**Exercise details:** Copy out everything from the line containing "Patent image size: (330, 753)." down to the line containing "The surface 45 is at (222, 158).", swapping "sectional view" for "cross-sectional view" and leaving all else unchanged. Give only those lines.

Rows from a dataset

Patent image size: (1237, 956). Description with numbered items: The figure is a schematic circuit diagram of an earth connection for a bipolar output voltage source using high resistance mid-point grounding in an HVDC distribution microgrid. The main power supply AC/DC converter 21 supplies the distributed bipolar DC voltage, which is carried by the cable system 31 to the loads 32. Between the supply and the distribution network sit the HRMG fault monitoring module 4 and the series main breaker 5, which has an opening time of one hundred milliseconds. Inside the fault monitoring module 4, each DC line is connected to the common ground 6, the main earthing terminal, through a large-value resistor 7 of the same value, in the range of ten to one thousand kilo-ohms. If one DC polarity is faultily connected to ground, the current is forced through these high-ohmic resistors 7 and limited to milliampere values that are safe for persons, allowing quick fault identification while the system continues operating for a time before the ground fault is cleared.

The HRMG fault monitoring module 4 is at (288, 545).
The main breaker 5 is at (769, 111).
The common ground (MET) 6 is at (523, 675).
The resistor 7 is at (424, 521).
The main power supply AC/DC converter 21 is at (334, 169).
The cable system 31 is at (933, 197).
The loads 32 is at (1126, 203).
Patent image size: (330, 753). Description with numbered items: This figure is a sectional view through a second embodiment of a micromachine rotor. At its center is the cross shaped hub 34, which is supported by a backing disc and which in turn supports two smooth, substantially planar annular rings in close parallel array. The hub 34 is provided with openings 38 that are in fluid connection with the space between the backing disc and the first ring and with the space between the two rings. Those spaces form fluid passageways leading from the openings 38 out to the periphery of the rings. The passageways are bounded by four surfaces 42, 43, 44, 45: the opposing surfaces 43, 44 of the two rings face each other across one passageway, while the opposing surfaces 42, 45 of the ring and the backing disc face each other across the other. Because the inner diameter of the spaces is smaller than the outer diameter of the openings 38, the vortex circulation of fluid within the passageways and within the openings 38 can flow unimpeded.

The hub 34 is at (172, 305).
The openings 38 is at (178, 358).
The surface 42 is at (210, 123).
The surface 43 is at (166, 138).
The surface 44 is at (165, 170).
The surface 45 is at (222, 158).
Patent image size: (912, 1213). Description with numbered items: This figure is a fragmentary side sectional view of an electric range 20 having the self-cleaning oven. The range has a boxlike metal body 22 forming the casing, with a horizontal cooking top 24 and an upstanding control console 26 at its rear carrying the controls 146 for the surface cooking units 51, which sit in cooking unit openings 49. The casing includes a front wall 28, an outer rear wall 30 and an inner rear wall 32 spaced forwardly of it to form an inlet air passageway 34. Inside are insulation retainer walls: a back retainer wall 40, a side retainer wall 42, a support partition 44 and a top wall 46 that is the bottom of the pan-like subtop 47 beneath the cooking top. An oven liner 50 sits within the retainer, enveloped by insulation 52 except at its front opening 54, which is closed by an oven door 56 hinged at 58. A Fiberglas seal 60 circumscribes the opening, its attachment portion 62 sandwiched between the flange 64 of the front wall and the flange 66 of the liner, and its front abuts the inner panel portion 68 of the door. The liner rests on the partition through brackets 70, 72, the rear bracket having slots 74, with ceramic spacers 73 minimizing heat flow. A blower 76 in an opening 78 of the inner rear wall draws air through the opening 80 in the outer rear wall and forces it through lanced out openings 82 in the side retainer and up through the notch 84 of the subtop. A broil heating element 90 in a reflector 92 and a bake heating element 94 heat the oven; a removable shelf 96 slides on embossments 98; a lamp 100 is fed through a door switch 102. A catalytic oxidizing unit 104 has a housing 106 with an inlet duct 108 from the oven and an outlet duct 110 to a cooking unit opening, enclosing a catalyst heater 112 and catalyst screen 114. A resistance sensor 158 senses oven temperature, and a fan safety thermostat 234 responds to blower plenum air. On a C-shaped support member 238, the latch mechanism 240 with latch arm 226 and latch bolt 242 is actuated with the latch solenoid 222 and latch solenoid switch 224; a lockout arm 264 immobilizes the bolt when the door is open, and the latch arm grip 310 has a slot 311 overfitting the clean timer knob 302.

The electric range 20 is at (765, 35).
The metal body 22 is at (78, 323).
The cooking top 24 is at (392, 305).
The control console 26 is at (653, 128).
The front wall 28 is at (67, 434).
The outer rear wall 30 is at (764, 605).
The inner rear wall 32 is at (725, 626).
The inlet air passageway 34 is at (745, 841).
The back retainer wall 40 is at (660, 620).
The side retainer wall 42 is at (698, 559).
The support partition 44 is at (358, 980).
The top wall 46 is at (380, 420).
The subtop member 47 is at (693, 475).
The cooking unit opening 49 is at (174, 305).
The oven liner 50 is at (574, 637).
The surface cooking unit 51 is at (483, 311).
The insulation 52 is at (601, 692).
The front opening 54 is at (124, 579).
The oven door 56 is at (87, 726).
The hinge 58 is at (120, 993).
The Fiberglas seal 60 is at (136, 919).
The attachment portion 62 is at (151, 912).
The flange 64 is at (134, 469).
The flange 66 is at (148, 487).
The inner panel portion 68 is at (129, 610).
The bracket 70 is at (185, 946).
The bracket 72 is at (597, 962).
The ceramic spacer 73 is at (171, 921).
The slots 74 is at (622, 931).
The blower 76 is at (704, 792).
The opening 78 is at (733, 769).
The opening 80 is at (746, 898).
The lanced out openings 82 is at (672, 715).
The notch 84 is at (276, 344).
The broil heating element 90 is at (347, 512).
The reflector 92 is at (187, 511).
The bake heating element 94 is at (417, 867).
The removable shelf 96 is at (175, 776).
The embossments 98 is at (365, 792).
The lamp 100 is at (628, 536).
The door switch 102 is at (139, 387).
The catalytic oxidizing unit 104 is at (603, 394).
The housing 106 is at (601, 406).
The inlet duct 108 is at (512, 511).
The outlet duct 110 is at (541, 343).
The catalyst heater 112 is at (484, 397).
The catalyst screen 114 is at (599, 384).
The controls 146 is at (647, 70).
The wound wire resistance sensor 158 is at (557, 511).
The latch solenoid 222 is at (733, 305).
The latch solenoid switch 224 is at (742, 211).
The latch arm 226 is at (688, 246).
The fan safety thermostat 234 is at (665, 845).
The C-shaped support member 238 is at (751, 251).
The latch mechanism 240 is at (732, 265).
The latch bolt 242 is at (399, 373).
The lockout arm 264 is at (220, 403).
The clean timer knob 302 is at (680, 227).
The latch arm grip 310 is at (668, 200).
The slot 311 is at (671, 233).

**Solution for this problem:**
Patent image size: (330, 753). Description with numbered items: This figure is a cross-sectional view through a second embodiment of a micromachine rotor. At its center is the cross shaped hub 34, which is supported by a backing disc and which in turn supports two smooth, substantially planar annular rings in close parallel array. The hub 34 is provided with openings 38 that are in fluid connection with the space between the backing disc and the first ring and with the space between the two rings. Those spaces form fluid passageways leading from the openings 38 out to the periphery of the rings. The passageways are bounded by four surfaces 42, 43, 44, 45: the opposing surfaces 43, 44 of the two rings face each other across one passageway, while the opposing surfaces 42, 45 of the ring and the backing disc face each other across the other. Because the inner diameter of the spaces is smaller than the outer diameter of the openings 38, the vortex circulation of fluid within the passageways and within the openings 38 can flow unimpeded.

The hub 34 is at (172, 305).
The openings 38 is at (178, 358).
The surface 42 is at (210, 123).
The surface 43 is at (166, 138).
The surface 44 is at (165, 170).
The surface 45 is at (222, 158).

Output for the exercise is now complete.